(Dataset entries)
+--

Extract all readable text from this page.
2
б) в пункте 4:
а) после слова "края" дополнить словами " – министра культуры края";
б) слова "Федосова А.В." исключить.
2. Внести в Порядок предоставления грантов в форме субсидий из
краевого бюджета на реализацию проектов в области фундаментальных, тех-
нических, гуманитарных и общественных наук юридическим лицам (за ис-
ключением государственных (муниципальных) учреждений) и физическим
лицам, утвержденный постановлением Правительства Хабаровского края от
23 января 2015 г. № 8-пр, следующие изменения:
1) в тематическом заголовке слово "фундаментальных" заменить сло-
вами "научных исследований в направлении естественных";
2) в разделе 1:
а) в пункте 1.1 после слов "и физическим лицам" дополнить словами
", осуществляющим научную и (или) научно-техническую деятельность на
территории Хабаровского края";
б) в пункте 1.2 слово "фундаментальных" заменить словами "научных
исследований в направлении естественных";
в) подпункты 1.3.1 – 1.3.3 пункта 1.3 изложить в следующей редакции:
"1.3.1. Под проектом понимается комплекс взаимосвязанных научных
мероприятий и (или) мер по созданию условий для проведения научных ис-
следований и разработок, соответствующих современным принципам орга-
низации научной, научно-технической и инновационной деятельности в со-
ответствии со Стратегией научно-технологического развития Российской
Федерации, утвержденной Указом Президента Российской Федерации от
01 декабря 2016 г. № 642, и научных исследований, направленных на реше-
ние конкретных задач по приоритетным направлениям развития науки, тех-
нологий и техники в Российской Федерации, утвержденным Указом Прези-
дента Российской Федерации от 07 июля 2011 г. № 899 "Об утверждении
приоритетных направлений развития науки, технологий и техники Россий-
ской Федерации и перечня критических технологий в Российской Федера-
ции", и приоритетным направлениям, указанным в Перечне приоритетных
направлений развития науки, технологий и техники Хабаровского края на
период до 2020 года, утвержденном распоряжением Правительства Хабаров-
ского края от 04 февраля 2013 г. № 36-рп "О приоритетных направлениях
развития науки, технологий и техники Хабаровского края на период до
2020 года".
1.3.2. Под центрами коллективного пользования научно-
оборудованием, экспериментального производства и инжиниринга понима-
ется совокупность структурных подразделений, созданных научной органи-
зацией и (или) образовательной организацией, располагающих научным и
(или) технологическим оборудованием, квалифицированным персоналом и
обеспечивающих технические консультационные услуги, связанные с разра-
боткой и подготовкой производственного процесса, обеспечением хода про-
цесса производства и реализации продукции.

+--

Repeat all of the records above exactly as they appear.

Extract all readable text from this page.
2
б) в пункте 4:
а) после слова "края" дополнить словами " – министра культуры края";
б) слова "Федосова А.В." исключить.
2. Внести в Порядок предоставления грантов в форме субсидий из
краевого бюджета на реализацию проектов в области фундаментальных, тех-
нических, гуманитарных и общественных наук юридическим лицам (за ис-
ключением государственных (муниципальных) учреждений) и физическим
лицам, утвержденный постановлением Правительства Хабаровского края от
23 января 2015 г. № 8-пр, следующие изменения:
1) в тематическом заголовке слово "фундаментальных" заменить сло-
вами "научных исследований в направлении естественных";
2) в разделе 1:
а) в пункте 1.1 после слов "и физическим лицам" дополнить словами
", осуществляющим научную и (или) научно-техническую деятельность на
территории Хабаровского края";
б) в пункте 1.2 слово "фундаментальных" заменить словами "научных
исследований в направлении естественных";
в) подпункты 1.3.1 – 1.3.3 пункта 1.3 изложить в следующей редакции:
"1.3.1. Под проектом понимается комплекс взаимосвязанных научных
мероприятий и (или) мер по созданию условий для проведения научных ис-
следований и разработок, соответствующих современным принципам орга-
низации научной, научно-технической и инновационной деятельности в со-
ответствии со Стратегией научно-технологического развития Российской
Федерации, утвержденной Указом Президента Российской Федерации от
01 декабря 2016 г. № 642, и научных исследований, направленных на реше-
ние конкретных задач по приоритетным направлениям развития науки, тех-
нологий и техники в Российской Федерации, утвержденным Указом Прези-
дента Российской Федерации от 07 июля 2011 г. № 899 "Об утверждении
приоритетных направлений развития науки, технологий и техники Россий-
ской Федерации и перечня критических технологий в Российской Федера-
ции", и приоритетным направлениям, указанным в Перечне приоритетных
направлений развития науки, технологий и техники Хабаровского края на
период до 2020 года, утвержденном распоряжением Правительства Хабаров-
ского края от 04 февраля 2013 г. № 36-рп "О приоритетных направлениях
развития науки, технологий и техники Хабаровского края на период до
2020 года".
1.3.2. Под центрами коллективного пользования научно-
оборудованием, экспериментального производства и инжиниринга понима-
ется совокупность структурных подразделений, созданных научной органи-
зацией и (или) образовательной организацией, располагающих научным и
(или) технологическим оборудованием, квалифицированным персоналом и
обеспечивающих технические консультационные услуги, связанные с разра-
боткой и подготовкой производственного процесса, обеспечением хода про-
цесса производства и реализации продукции.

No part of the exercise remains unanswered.